**Given task**
Switch "Global" to "Local" in everything from the line containing "For every button, label, input, icon, or" down to the line containing "menu-item-rip-vertices-extend[interactable]: Rip Vertices", changing nothing else and leaving out the pictures.

Start Data shown

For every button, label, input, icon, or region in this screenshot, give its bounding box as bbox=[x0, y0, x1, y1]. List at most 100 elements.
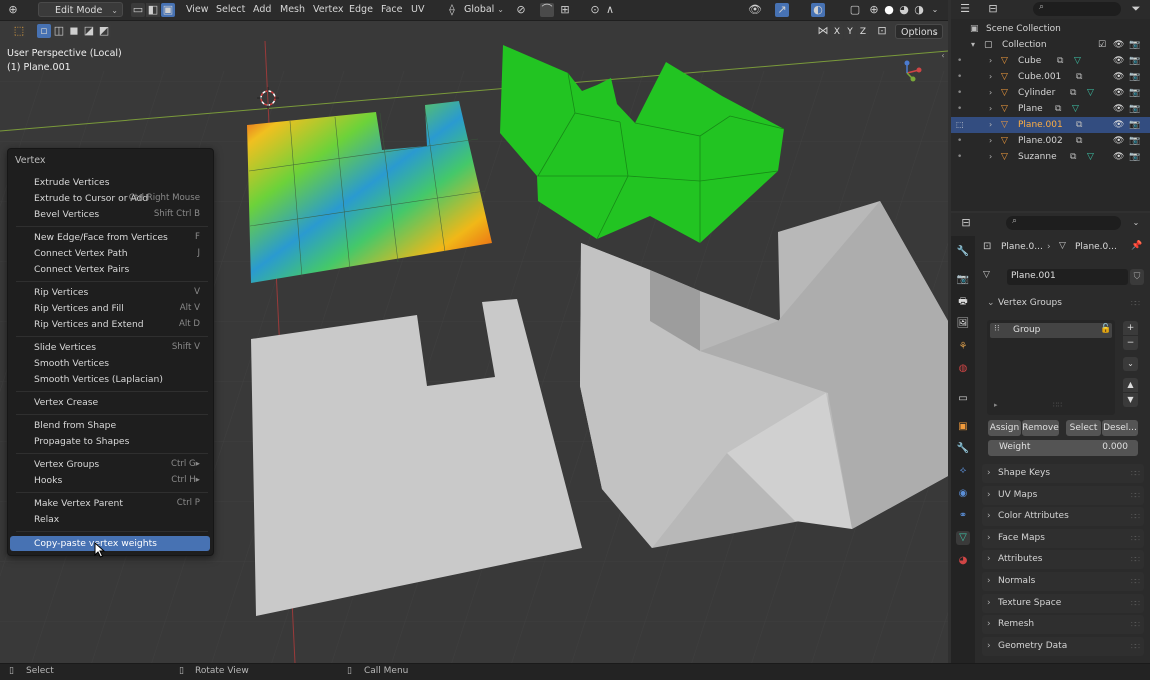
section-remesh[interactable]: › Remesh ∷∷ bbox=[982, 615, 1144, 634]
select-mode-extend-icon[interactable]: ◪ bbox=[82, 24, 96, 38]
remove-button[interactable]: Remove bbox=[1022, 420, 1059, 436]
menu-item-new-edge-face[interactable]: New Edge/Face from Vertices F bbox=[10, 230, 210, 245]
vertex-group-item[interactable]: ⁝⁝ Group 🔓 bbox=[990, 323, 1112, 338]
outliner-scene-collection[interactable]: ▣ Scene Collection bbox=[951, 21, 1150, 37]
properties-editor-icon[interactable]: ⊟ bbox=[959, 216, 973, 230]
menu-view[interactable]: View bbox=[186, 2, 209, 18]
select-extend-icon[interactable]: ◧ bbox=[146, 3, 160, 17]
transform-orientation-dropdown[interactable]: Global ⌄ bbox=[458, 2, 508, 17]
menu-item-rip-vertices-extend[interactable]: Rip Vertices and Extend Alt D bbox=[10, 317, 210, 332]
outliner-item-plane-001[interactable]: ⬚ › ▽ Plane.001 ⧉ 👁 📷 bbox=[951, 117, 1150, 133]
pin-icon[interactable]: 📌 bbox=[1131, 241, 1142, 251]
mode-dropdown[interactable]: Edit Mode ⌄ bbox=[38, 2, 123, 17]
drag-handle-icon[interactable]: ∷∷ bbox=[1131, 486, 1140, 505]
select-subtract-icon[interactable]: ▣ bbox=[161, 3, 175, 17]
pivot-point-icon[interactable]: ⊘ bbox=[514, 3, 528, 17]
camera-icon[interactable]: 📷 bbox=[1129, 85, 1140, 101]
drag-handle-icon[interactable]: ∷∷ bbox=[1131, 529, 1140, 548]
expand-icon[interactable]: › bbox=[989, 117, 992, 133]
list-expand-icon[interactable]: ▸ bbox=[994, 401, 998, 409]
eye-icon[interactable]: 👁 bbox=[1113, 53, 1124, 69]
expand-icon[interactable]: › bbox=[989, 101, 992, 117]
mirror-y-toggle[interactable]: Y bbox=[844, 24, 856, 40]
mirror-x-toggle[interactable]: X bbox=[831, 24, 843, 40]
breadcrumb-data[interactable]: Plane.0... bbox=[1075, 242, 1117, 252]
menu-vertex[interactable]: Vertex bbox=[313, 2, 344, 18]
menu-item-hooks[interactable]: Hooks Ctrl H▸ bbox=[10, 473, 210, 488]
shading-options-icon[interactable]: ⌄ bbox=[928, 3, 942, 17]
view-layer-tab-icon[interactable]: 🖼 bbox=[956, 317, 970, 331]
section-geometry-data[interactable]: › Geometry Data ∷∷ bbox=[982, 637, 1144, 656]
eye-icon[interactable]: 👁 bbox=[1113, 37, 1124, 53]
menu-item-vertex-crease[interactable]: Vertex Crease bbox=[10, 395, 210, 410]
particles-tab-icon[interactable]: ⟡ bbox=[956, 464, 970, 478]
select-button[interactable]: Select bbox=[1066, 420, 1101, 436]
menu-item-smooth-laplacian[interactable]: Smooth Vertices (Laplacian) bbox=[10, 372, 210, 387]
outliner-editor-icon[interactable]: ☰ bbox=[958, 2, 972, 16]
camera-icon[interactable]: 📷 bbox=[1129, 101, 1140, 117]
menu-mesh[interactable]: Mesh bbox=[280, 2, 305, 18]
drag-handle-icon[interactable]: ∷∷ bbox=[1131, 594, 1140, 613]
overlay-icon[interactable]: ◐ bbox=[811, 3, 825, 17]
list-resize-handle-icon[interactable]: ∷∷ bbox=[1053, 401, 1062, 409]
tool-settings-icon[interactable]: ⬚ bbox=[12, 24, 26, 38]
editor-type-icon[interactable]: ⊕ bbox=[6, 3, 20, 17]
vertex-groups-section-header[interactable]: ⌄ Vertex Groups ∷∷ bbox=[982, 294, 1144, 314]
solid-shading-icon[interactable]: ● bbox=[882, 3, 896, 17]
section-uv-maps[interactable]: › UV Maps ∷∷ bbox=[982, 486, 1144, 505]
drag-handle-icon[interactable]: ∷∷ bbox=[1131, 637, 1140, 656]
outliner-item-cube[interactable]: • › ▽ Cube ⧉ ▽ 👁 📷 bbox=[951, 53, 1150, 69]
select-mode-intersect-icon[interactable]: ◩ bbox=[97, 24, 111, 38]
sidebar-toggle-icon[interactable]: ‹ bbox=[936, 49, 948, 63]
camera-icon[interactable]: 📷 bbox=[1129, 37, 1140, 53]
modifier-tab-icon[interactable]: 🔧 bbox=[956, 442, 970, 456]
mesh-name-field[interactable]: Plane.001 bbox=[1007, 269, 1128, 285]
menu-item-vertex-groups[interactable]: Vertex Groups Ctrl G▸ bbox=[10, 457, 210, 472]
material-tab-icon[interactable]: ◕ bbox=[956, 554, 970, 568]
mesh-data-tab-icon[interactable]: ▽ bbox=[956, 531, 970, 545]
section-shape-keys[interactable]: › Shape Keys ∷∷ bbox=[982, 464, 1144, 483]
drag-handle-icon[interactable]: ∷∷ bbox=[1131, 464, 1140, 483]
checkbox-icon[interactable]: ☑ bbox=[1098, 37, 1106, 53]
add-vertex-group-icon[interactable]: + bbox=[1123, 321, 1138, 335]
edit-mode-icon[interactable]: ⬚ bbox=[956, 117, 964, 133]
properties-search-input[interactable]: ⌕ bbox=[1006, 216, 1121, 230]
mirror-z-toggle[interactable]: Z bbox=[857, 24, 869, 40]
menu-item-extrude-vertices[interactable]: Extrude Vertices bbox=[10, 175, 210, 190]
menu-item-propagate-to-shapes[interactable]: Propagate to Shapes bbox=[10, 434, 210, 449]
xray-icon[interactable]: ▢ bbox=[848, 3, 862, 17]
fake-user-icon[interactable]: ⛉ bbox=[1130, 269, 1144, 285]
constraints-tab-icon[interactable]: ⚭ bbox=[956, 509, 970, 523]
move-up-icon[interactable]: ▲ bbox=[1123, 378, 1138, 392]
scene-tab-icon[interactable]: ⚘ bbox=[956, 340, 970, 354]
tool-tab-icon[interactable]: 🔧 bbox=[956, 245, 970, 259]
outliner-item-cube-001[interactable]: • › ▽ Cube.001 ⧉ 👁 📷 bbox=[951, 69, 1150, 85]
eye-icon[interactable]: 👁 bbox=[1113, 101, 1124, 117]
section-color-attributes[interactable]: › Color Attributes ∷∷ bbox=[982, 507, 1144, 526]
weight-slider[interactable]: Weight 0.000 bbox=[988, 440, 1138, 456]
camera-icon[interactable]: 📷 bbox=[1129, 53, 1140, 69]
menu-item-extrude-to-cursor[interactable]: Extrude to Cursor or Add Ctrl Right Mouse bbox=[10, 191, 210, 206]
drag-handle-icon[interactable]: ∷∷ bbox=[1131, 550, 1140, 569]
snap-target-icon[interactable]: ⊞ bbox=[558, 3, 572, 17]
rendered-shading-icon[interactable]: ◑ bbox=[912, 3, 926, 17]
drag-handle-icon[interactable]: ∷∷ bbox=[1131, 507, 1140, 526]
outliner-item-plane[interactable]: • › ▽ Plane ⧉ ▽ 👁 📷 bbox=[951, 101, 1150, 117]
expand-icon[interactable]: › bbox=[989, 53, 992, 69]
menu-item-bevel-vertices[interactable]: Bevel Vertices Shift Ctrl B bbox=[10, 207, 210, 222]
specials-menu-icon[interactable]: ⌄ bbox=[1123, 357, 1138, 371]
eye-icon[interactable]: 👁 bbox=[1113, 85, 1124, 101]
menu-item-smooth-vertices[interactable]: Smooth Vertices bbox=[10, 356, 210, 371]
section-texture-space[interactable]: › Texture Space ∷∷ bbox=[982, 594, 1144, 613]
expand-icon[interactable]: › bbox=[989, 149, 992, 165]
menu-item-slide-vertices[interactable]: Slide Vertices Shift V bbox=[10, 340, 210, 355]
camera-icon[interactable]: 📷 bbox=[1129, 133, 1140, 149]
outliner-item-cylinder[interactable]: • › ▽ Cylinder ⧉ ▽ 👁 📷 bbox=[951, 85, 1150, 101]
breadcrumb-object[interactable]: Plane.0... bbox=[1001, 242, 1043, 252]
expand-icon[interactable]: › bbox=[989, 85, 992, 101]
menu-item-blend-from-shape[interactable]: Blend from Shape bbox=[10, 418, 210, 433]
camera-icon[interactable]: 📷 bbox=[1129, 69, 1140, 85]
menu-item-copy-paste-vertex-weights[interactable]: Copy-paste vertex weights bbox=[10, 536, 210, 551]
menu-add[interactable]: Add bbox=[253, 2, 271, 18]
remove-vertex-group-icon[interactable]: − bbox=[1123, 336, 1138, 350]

End Data shown
Start Data shown

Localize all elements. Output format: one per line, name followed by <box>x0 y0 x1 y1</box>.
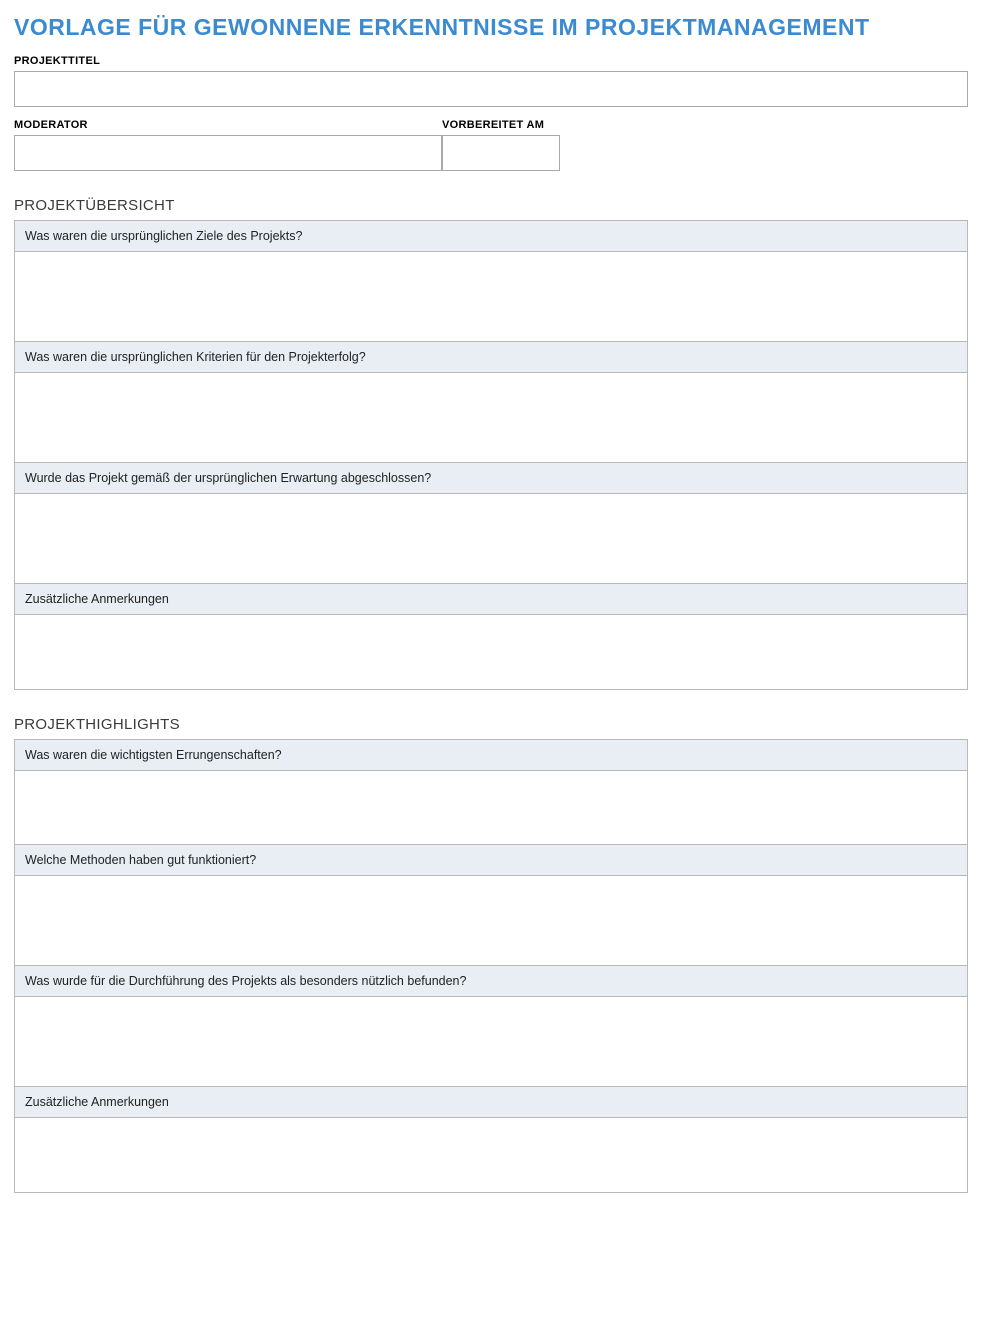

End Data shown

**Exercise output**
For every button, label, input, icon, or region in this screenshot, give its bounding box as bbox=[x0, y0, x1, y1]. List at most 100 elements.
section-remesh[interactable]: › Remesh ∷∷ bbox=[982, 615, 1144, 634]
select-mode-extend-icon[interactable]: ◪ bbox=[82, 24, 96, 38]
remove-button[interactable]: Remove bbox=[1022, 420, 1059, 436]
menu-item-new-edge-face[interactable]: New Edge/Face from Vertices F bbox=[10, 230, 210, 245]
vertex-group-item[interactable]: ⁝⁝ Group 🔓 bbox=[990, 323, 1112, 338]
outliner-scene-collection[interactable]: ▣ Scene Collection bbox=[951, 21, 1150, 37]
properties-editor-icon[interactable]: ⊟ bbox=[959, 216, 973, 230]
menu-view[interactable]: View bbox=[186, 2, 209, 18]
select-extend-icon[interactable]: ◧ bbox=[146, 3, 160, 17]
transform-orientation-dropdown[interactable]: Local ⌄ bbox=[458, 2, 508, 17]
menu-item-rip-vertices-extend[interactable]: Rip Vertices and Extend Alt D bbox=[10, 317, 210, 332]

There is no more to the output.